• [SHORT EXERCISE]: Search the data for the word "name" and copy every line that contains it.

-------- MATERIAL PROVIDED --------

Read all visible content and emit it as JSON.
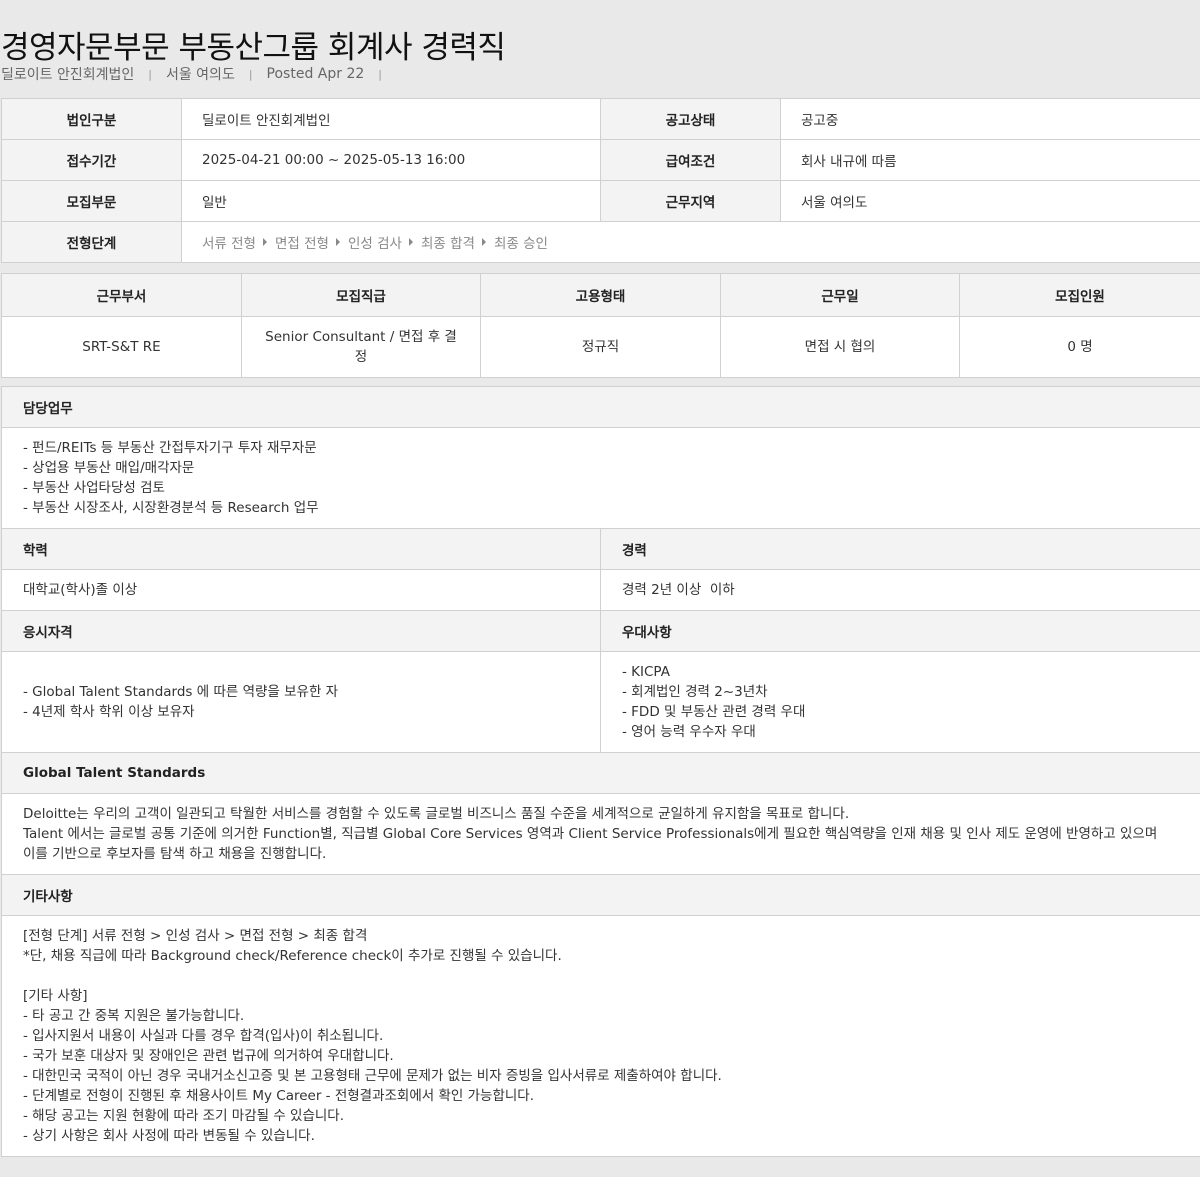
{
  "header": {
    "title": "경영자문부문 부동산그룹 회계사 경력직",
    "company": "딜로이트 안진회계법인",
    "location": "서울 여의도",
    "posted": "Posted Apr 22",
    "separator": "|"
  },
  "info": {
    "corp_label": "법인구분",
    "corp_value": "딜로이트 안진회계법인",
    "status_label": "공고상태",
    "status_value": "공고중",
    "period_label": "접수기간",
    "period_value": "2025-04-21 00:00 ~ 2025-05-13 16:00",
    "salary_label": "급여조건",
    "salary_value": "회사 내규에 따름",
    "dept_label": "모집부문",
    "dept_value": "일반",
    "region_label": "근무지역",
    "region_value": "서울 여의도",
    "stages_label": "전형단계",
    "stages": [
      "서류 전형",
      "면접 전형",
      "인성 검사",
      "최종 합격",
      "최종 승인"
    ]
  },
  "position_table": {
    "headers": [
      "근무부서",
      "모집직급",
      "고용형태",
      "근무일",
      "모집인원"
    ],
    "row": [
      "SRT-S&T RE",
      "Senior Consultant / 면접 후 결정",
      "정규직",
      "면접 시 협의",
      "0 명"
    ]
  },
  "details": {
    "duty_label": "담당업무",
    "duty_lines": [
      "- 펀드/REITs 등 부동산 간접투자기구 투자 재무자문",
      "- 상업용 부동산 매입/매각자문",
      "- 부동산 사업타당성 검토",
      "- 부동산 시장조사, 시장환경분석 등 Research 업무"
    ],
    "edu_label": "학력",
    "edu_value": "대학교(학사)졸 이상",
    "career_label": "경력",
    "career_value": "경력 2년 이상  이하",
    "qual_label": "응시자격",
    "qual_lines": [
      "- Global Talent Standards 에 따른 역량을 보유한 자",
      "- 4년제 학사 학위 이상 보유자"
    ],
    "pref_label": "우대사항",
    "pref_lines": [
      "- KICPA",
      "- 회계법인 경력 2~3년차",
      "- FDD 및 부동산 관련 경력 우대",
      "- 영어 능력 우수자 우대"
    ],
    "gts_label": "Global Talent Standards",
    "gts_lines": [
      "Deloitte는 우리의 고객이 일관되고 탁월한 서비스를 경험할 수 있도록 글로벌 비즈니스 품질 수준을 세계적으로 균일하게 유지함을 목표로 합니다.",
      "Talent 에서는 글로벌 공통 기준에 의거한 Function별, 직급별 Global Core Services 영역과 Client Service Professionals에게 필요한 핵심역량을 인재 채용 및 인사 제도 운영에 반영하고 있으며",
      "이를 기반으로 후보자를 탐색 하고 채용을 진행합니다."
    ],
    "etc_label": "기타사항",
    "etc_lines": [
      "[전형 단계] 서류 전형 > 인성 검사 > 면접 전형 > 최종 합격",
      "*단, 채용 직급에 따라 Background check/Reference check이 추가로 진행될 수 있습니다.",
      " ",
      "[기타 사항]",
      "- 타 공고 간 중복 지원은 불가능합니다.",
      "- 입사지원서 내용이 사실과 다를 경우 합격(입사)이 취소됩니다.",
      "- 국가 보훈 대상자 및 장애인은 관련 법규에 의거하여 우대합니다.",
      "- 대한민국 국적이 아닌 경우 국내거소신고증 및 본 고용형태 근무에 문제가 없는 비자 증빙을 입사서류로 제출하여야 합니다.",
      "- 단계별로 전형이 진행된 후 채용사이트 My Career - 전형결과조회에서 확인 가능합니다.",
      "- 해당 공고는 지원 현황에 따라 조기 마감될 수 있습니다.",
      "- 상기 사항은 회사 사정에 따라 변동될 수 있습니다."
    ]
  }
}
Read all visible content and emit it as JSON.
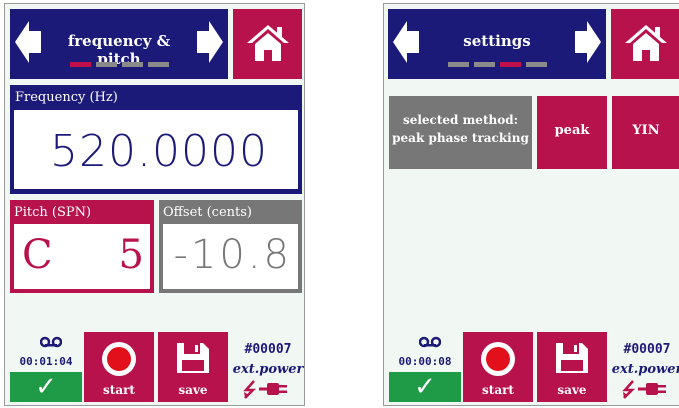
{
  "left_screen": {
    "nav": {
      "title": "frequency & pitch",
      "page_count": 4,
      "active_page": 1
    },
    "frequency": {
      "label": "Frequency (Hz)",
      "value": "520.0000"
    },
    "pitch": {
      "label": "Pitch (SPN)",
      "note": "C",
      "octave": "5"
    },
    "offset": {
      "label": "Offset (cents)",
      "value": "-10.8"
    },
    "footer": {
      "timer": "00:01:04",
      "check_glyph": "✓",
      "start_label": "start",
      "save_label": "save",
      "device_id": "#00007",
      "power_label": "ext.power"
    }
  },
  "right_screen": {
    "nav": {
      "title": "settings",
      "page_count": 4,
      "active_page": 3
    },
    "method": {
      "line1": "selected method:",
      "line2": "peak phase tracking"
    },
    "options": {
      "peak": "peak",
      "yin": "YIN"
    },
    "footer": {
      "timer": "00:00:08",
      "check_glyph": "✓",
      "start_label": "start",
      "save_label": "save",
      "device_id": "#00007",
      "power_label": "ext.power"
    }
  },
  "colors": {
    "navy": "#1c1a78",
    "crimson": "#b8124d",
    "gray": "#777777",
    "green": "#1f9a47",
    "background": "#f1f8f3"
  },
  "icons": [
    "left-arrow-icon",
    "right-arrow-icon",
    "home-icon",
    "tape-icon",
    "record-icon",
    "floppy-save-icon",
    "lightning-icon",
    "plug-icon",
    "check-icon"
  ]
}
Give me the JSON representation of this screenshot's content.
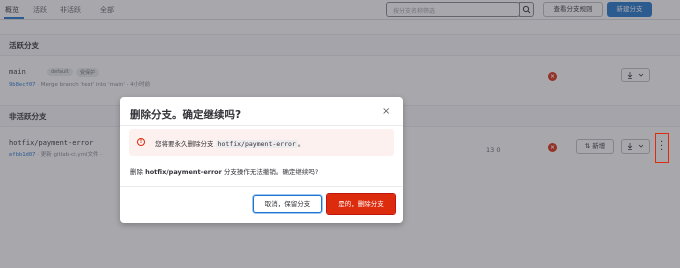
{
  "tabs": [
    {
      "label": "概览"
    },
    {
      "label": "活跃"
    },
    {
      "label": "非活跃"
    },
    {
      "label": "全部"
    }
  ],
  "search": {
    "placeholder": "按分支名称筛选"
  },
  "actions": {
    "view_rules": "查看分支规则",
    "new_branch": "新建分支"
  },
  "sections": {
    "active_title": "活跃分支",
    "inactive_title": "非活跃分支"
  },
  "branches": [
    {
      "name": "main",
      "badges": [
        "default",
        "受保护"
      ],
      "sha": "9b8ecf07",
      "commit_msg": "· Merge branch 'test' into 'main' · 4小时前"
    },
    {
      "name": "hotfix/payment-error",
      "sha": "efbb1d07",
      "commit_msg": "· 更新 gitlab-ci.yml文件 · ",
      "counts": "13 0",
      "new_label": "新增"
    }
  ],
  "modal": {
    "title": "删除分支。确定继续吗?",
    "close": "×",
    "alert_prefix": "您将要永久删除分支",
    "alert_branch": "hotfix/payment-error",
    "alert_suffix": "。",
    "body_prefix": "删除",
    "body_branch": "hotfix/payment-error",
    "body_suffix": "分支操作无法撤销。确定继续吗?",
    "cancel_label": "取消，保留分支",
    "confirm_label": "是的，删除分支"
  },
  "colors": {
    "primary": "#1f75cb",
    "danger": "#dd2b0e"
  }
}
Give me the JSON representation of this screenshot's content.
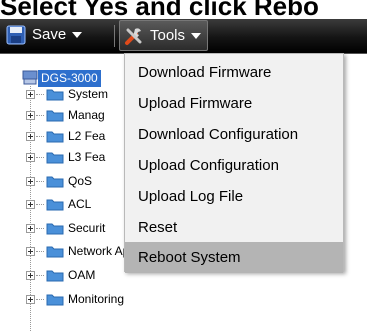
{
  "instruction": "Select Yes and click Rebo",
  "toolbar": {
    "save_label": "Save",
    "tools_label": "Tools"
  },
  "tree": {
    "root": "DGS-3000",
    "items": [
      {
        "label": "System"
      },
      {
        "label": "Manag"
      },
      {
        "label": "L2 Fea"
      },
      {
        "label": "L3 Fea"
      },
      {
        "label": "QoS"
      },
      {
        "label": "ACL"
      },
      {
        "label": "Securit"
      },
      {
        "label": "Network Application"
      },
      {
        "label": "OAM"
      },
      {
        "label": "Monitoring"
      }
    ]
  },
  "tools_menu": {
    "items": [
      {
        "label": "Download Firmware"
      },
      {
        "label": "Upload Firmware"
      },
      {
        "label": "Download Configuration"
      },
      {
        "label": "Upload Configuration"
      },
      {
        "label": "Upload Log File"
      },
      {
        "label": "Reset"
      },
      {
        "label": "Reboot System"
      }
    ],
    "highlighted": "Reboot System"
  },
  "colors": {
    "toolbar_bg": "#141414",
    "selection_blue": "#2d6fcd",
    "menu_bg": "#f1f1f1",
    "menu_highlight": "#b4b4b4"
  }
}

--------

• [IN RESPONSE]:
      "name": "main",
      "name": "hotfix/payment-error",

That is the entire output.